# YOUR GOAL:
Copy out each of the following lines word for word, omitting the pictures.

## START DATA LISTING

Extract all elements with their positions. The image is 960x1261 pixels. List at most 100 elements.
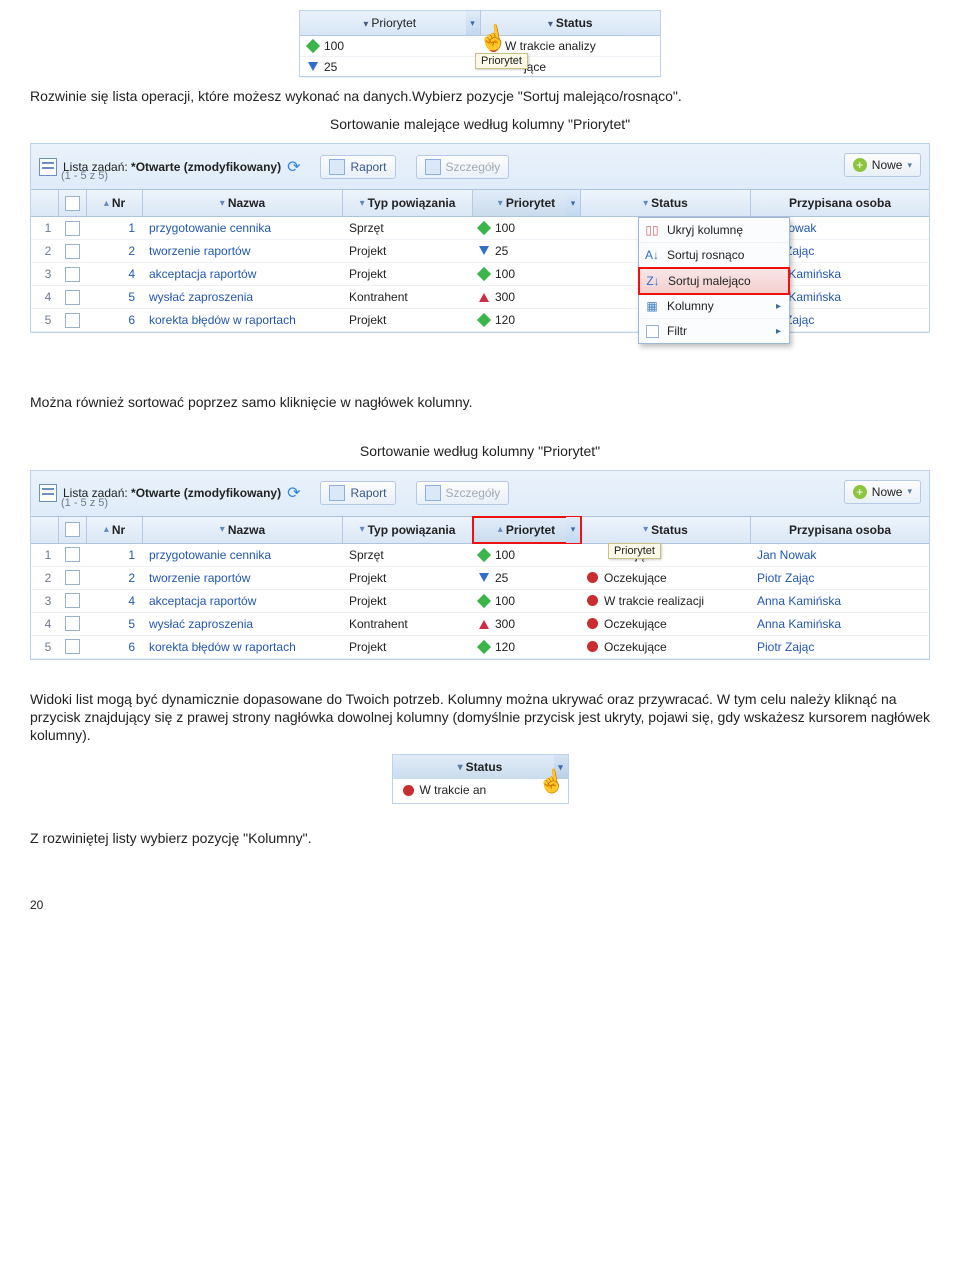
refresh-icon[interactable]: ⟳	[287, 483, 300, 503]
sort-desc-icon	[548, 16, 556, 30]
col-header-checkbox[interactable]	[59, 190, 87, 216]
task-name-link[interactable]: akceptacja raportów	[143, 594, 343, 608]
person-link[interactable]: Piotr Zając	[751, 571, 929, 585]
column-dropdown-icon[interactable]: ▾	[566, 517, 580, 543]
col-header-status[interactable]: Status	[481, 11, 661, 35]
task-name-link[interactable]: wysłać zaproszenia	[143, 617, 343, 631]
task-name-link[interactable]: korekta błędów w raportach	[143, 640, 343, 654]
table-row[interactable]: 34akceptacja raportówProjekt100iAnna Kam…	[31, 263, 929, 286]
row-checkbox[interactable]	[59, 639, 87, 654]
menu-sort-desc[interactable]: Z↓Sortuj malejąco	[639, 268, 789, 294]
status-dot-icon	[403, 785, 414, 796]
row-checkbox[interactable]	[59, 547, 87, 562]
row-checkbox[interactable]	[59, 290, 87, 305]
status-dot-icon	[587, 572, 598, 583]
status-dot-icon	[587, 618, 598, 629]
columns-icon: ▦	[644, 298, 660, 314]
col-header-priorytet[interactable]: ▴Priorytet▾	[473, 517, 581, 543]
list-icon	[39, 158, 57, 176]
paragraph: Rozwinie się lista operacji, które możes…	[30, 87, 930, 105]
hide-column-icon: ▯▯	[644, 222, 660, 238]
arrow-up-icon	[479, 619, 489, 629]
col-header-index	[31, 517, 59, 543]
row-checkbox[interactable]	[59, 267, 87, 282]
menu-columns[interactable]: ▦Kolumny▸	[639, 294, 789, 319]
report-button[interactable]: Raport	[320, 481, 395, 505]
task-name-link[interactable]: tworzenie raportów	[143, 244, 343, 258]
row-checkbox[interactable]	[59, 616, 87, 631]
report-button[interactable]: Raport	[320, 155, 395, 179]
menu-filter[interactable]: Filtr▸	[639, 319, 789, 343]
task-grid-1: Lista zadań: *Otwarte (zmodyfikowany) ⟳ …	[30, 143, 930, 333]
task-name-link[interactable]: przygotowanie cennika	[143, 548, 343, 562]
person-link[interactable]: Anna Kamińska	[751, 617, 929, 631]
sort-desc-icon	[363, 16, 371, 30]
figure-column-hover: ▾Status▾ W trakcie an ☝	[392, 754, 569, 804]
person-link[interactable]: Piotr Zając	[751, 640, 929, 654]
refresh-icon[interactable]: ⟳	[287, 157, 300, 177]
diamond-green-icon	[477, 221, 491, 235]
plus-icon: +	[853, 485, 867, 499]
column-dropdown-icon[interactable]: ▾	[566, 190, 580, 216]
task-name-link[interactable]: tworzenie raportów	[143, 571, 343, 585]
col-header-person[interactable]: Przypisana osoba	[751, 517, 929, 543]
row-checkbox[interactable]	[59, 244, 87, 259]
table-row[interactable]: 22tworzenie raportówProjekt25OczekująceP…	[31, 567, 929, 590]
task-name-link[interactable]: wysłać zaproszenia	[143, 290, 343, 304]
diamond-green-icon	[477, 267, 491, 281]
table-row[interactable]: 56korekta błędów w raportachProjekt120Pi…	[31, 309, 929, 332]
plus-icon: +	[853, 158, 867, 172]
grid-count: (1 - 5 z 5)	[61, 497, 108, 509]
row-checkbox[interactable]	[59, 221, 87, 236]
arrow-down-icon	[308, 62, 318, 72]
col-header-nr[interactable]: ▴Nr	[87, 190, 143, 216]
menu-hide-column[interactable]: ▯▯Ukryj kolumnę	[639, 218, 789, 243]
col-header-typ[interactable]: ▾Typ powiązania	[343, 517, 473, 543]
paragraph: Z rozwiniętej listy wybierz pozycję "Kol…	[30, 829, 930, 847]
col-header-nazwa[interactable]: ▾Nazwa	[143, 190, 343, 216]
sort-desc-icon: Z↓	[645, 273, 661, 289]
task-name-link[interactable]: przygotowanie cennika	[143, 221, 343, 235]
table-row[interactable]: 11przygotowanie cennikaSprzęt100jąceJan …	[31, 544, 929, 567]
cursor-hand-icon: ☝	[535, 767, 567, 797]
diamond-green-icon	[477, 313, 491, 327]
chevron-right-icon: ▸	[776, 301, 781, 312]
task-name-link[interactable]: korekta błędów w raportach	[143, 313, 343, 327]
caption: Sortowanie według kolumny "Priorytet"	[30, 442, 930, 460]
chevron-down-icon: ▾	[907, 486, 912, 497]
col-header-checkbox[interactable]	[59, 517, 87, 543]
col-header-status[interactable]: ▾Status	[581, 190, 751, 216]
table-row[interactable]: 45wysłać zaproszeniaKontrahent300Anna Ka…	[31, 286, 929, 309]
cursor-hand-icon: ☝	[476, 25, 510, 54]
person-link[interactable]: Jan Nowak	[751, 548, 929, 562]
status-dot-icon	[587, 595, 598, 606]
arrow-up-icon	[479, 292, 489, 302]
col-header-person[interactable]: Przypisana osoba	[751, 190, 929, 216]
row-checkbox[interactable]	[59, 570, 87, 585]
table-row[interactable]: 22tworzenie raportówProjekt25Piotr Zając	[31, 240, 929, 263]
col-header-priorytet[interactable]: Priorytet ▾	[300, 11, 481, 35]
table-row[interactable]: 11przygotowanie cennikaSprzęt100Jan Nowa…	[31, 217, 929, 240]
details-button[interactable]: Szczegóły	[416, 155, 510, 179]
row-checkbox[interactable]	[59, 593, 87, 608]
col-header-typ[interactable]: ▾Typ powiązania	[343, 190, 473, 216]
col-header-nazwa[interactable]: ▾Nazwa	[143, 517, 343, 543]
filter-icon	[644, 323, 660, 339]
figure-dropdown-header: Priorytet ▾ Status 100W trakcie analizy …	[299, 10, 661, 77]
new-button[interactable]: +Nowe▾	[844, 480, 921, 504]
menu-sort-asc[interactable]: A↓Sortuj rosnąco	[639, 243, 789, 268]
table-row[interactable]: 45wysłać zaproszeniaKontrahent300Oczekuj…	[31, 613, 929, 636]
col-header-priorytet[interactable]: ▾Priorytet▾	[473, 190, 581, 216]
report-icon	[329, 485, 345, 501]
col-header-nr[interactable]: ▴Nr	[87, 517, 143, 543]
person-link[interactable]: Anna Kamińska	[751, 594, 929, 608]
row-checkbox[interactable]	[59, 313, 87, 328]
details-button[interactable]: Szczegóły	[416, 481, 510, 505]
table-row[interactable]: 56korekta błędów w raportachProjekt120Oc…	[31, 636, 929, 659]
table-row[interactable]: 34akceptacja raportówProjekt100W trakcie…	[31, 590, 929, 613]
sort-asc-icon: A↓	[644, 247, 660, 263]
task-name-link[interactable]: akceptacja raportów	[143, 267, 343, 281]
grid-count: (1 - 5 z 5)	[61, 170, 108, 182]
new-button[interactable]: +Nowe▾	[844, 153, 921, 177]
col-header-status[interactable]: ▾Status	[581, 517, 751, 543]
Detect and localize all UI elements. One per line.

## END DATA LISTING

# WRITTEN REPLY:
Extract all elements with their positions. The image is 960x1261 pixels. List at most 100 elements.
refresh-icon[interactable]: ⟳	[287, 483, 300, 503]
sort-desc-icon	[548, 16, 556, 30]
col-header-checkbox[interactable]	[59, 190, 87, 216]
task-name-link[interactable]: akceptacja raportów	[143, 594, 343, 608]
person-link[interactable]: Piotr Zając	[751, 571, 929, 585]
column-dropdown-icon[interactable]: ▾	[566, 517, 580, 543]
col-header-status[interactable]: Status	[481, 11, 661, 35]
task-name-link[interactable]: wysłać zaproszenia	[143, 617, 343, 631]
task-name-link[interactable]: korekta błędów w raportach	[143, 640, 343, 654]
table-row[interactable]: 34akceptacja raportówProjekt100iAnna Kam…	[31, 263, 929, 286]
row-checkbox[interactable]	[59, 639, 87, 654]
menu-sort-desc[interactable]: Z↓Sortuj malejąco	[639, 268, 789, 294]
status-dot-icon	[403, 785, 414, 796]
row-checkbox[interactable]	[59, 547, 87, 562]
row-checkbox[interactable]	[59, 290, 87, 305]
status-dot-icon	[587, 572, 598, 583]
status-dot-icon	[587, 618, 598, 629]
columns-icon: ▦	[644, 298, 660, 314]
col-header-priorytet[interactable]: ▴Priorytet▾	[473, 517, 581, 543]
list-icon	[39, 158, 57, 176]
paragraph: Rozwinie się lista operacji, które możes…	[30, 87, 930, 105]
hide-column-icon: ▯▯	[644, 222, 660, 238]
arrow-up-icon	[479, 619, 489, 629]
col-header-index	[31, 517, 59, 543]
row-checkbox[interactable]	[59, 267, 87, 282]
menu-columns[interactable]: ▦Kolumny▸	[639, 294, 789, 319]
report-button[interactable]: Raport	[320, 481, 395, 505]
task-name-link[interactable]: tworzenie raportów	[143, 244, 343, 258]
row-checkbox[interactable]	[59, 616, 87, 631]
report-button[interactable]: Raport	[320, 155, 395, 179]
menu-filter[interactable]: Filtr▸	[639, 319, 789, 343]
task-grid-1: Lista zadań: *Otwarte (zmodyfikowany) ⟳ …	[30, 143, 930, 333]
task-name-link[interactable]: przygotowanie cennika	[143, 548, 343, 562]
person-link[interactable]: Anna Kamińska	[751, 617, 929, 631]
sort-desc-icon	[363, 16, 371, 30]
figure-column-hover: ▾Status▾ W trakcie an ☝	[392, 754, 569, 804]
person-link[interactable]: Piotr Zając	[751, 640, 929, 654]
refresh-icon[interactable]: ⟳	[287, 157, 300, 177]
diamond-green-icon	[477, 221, 491, 235]
plus-icon: +	[853, 485, 867, 499]
column-dropdown-icon[interactable]: ▾	[566, 190, 580, 216]
task-name-link[interactable]: tworzenie raportów	[143, 571, 343, 585]
col-header-person[interactable]: Przypisana osoba	[751, 517, 929, 543]
row-checkbox[interactable]	[59, 244, 87, 259]
table-row[interactable]: 22tworzenie raportówProjekt25OczekująceP…	[31, 567, 929, 590]
task-name-link[interactable]: wysłać zaproszenia	[143, 290, 343, 304]
diamond-green-icon	[477, 267, 491, 281]
table-row[interactable]: 56korekta błędów w raportachProjekt120Pi…	[31, 309, 929, 332]
plus-icon: +	[853, 158, 867, 172]
grid-count: (1 - 5 z 5)	[61, 497, 108, 509]
row-checkbox[interactable]	[59, 221, 87, 236]
arrow-down-icon	[308, 62, 318, 72]
col-header-nr[interactable]: ▴Nr	[87, 190, 143, 216]
menu-hide-column[interactable]: ▯▯Ukryj kolumnę	[639, 218, 789, 243]
col-header-typ[interactable]: ▾Typ powiązania	[343, 517, 473, 543]
paragraph: Z rozwiniętej listy wybierz pozycję "Kol…	[30, 829, 930, 847]
col-header-nazwa[interactable]: ▾Nazwa	[143, 190, 343, 216]
sort-desc-icon: Z↓	[645, 273, 661, 289]
task-name-link[interactable]: przygotowanie cennika	[143, 221, 343, 235]
table-row[interactable]: 11przygotowanie cennikaSprzęt100jąceJan …	[31, 544, 929, 567]
cursor-hand-icon: ☝	[535, 767, 567, 797]
diamond-green-icon	[477, 313, 491, 327]
chevron-right-icon: ▸	[776, 301, 781, 312]
task-name-link[interactable]: korekta błędów w raportach	[143, 313, 343, 327]
caption: Sortowanie według kolumny "Priorytet"	[30, 442, 930, 460]
chevron-down-icon: ▾	[907, 486, 912, 497]
col-header-checkbox[interactable]	[59, 517, 87, 543]
col-header-status[interactable]: ▾Status	[581, 190, 751, 216]
table-row[interactable]: 45wysłać zaproszeniaKontrahent300Anna Ka…	[31, 286, 929, 309]
cursor-hand-icon: ☝	[476, 25, 510, 54]
person-link[interactable]: Jan Nowak	[751, 548, 929, 562]
status-dot-icon	[587, 595, 598, 606]
arrow-up-icon	[479, 292, 489, 302]
col-header-person[interactable]: Przypisana osoba	[751, 190, 929, 216]
row-checkbox[interactable]	[59, 570, 87, 585]
table-row[interactable]: 22tworzenie raportówProjekt25Piotr Zając	[31, 240, 929, 263]
col-header-priorytet[interactable]: Priorytet ▾	[300, 11, 481, 35]
table-row[interactable]: 11przygotowanie cennikaSprzęt100Jan Nowa…	[31, 217, 929, 240]
details-button[interactable]: Szczegóły	[416, 155, 510, 179]
row-checkbox[interactable]	[59, 593, 87, 608]
col-header-typ[interactable]: ▾Typ powiązania	[343, 190, 473, 216]
col-header-nazwa[interactable]: ▾Nazwa	[143, 517, 343, 543]
filter-icon	[644, 323, 660, 339]
figure-dropdown-header: Priorytet ▾ Status 100W trakcie analizy …	[299, 10, 661, 77]
new-button[interactable]: +Nowe▾	[844, 480, 921, 504]
menu-sort-asc[interactable]: A↓Sortuj rosnąco	[639, 243, 789, 268]
table-row[interactable]: 45wysłać zaproszeniaKontrahent300Oczekuj…	[31, 613, 929, 636]
col-header-priorytet[interactable]: ▾Priorytet▾	[473, 190, 581, 216]
report-icon	[329, 485, 345, 501]
col-header-nr[interactable]: ▴Nr	[87, 517, 143, 543]
person-link[interactable]: Anna Kamińska	[751, 594, 929, 608]
row-checkbox[interactable]	[59, 313, 87, 328]
details-button[interactable]: Szczegóły	[416, 481, 510, 505]
table-row[interactable]: 56korekta błędów w raportachProjekt120Oc…	[31, 636, 929, 659]
table-row[interactable]: 34akceptacja raportówProjekt100W trakcie…	[31, 590, 929, 613]
sort-asc-icon: A↓	[644, 247, 660, 263]
task-name-link[interactable]: akceptacja raportów	[143, 267, 343, 281]
grid-count: (1 - 5 z 5)	[61, 170, 108, 182]
new-button[interactable]: +Nowe▾	[844, 153, 921, 177]
col-header-status[interactable]: ▾Status	[581, 517, 751, 543]
Detect and localize all UI elements. One per line.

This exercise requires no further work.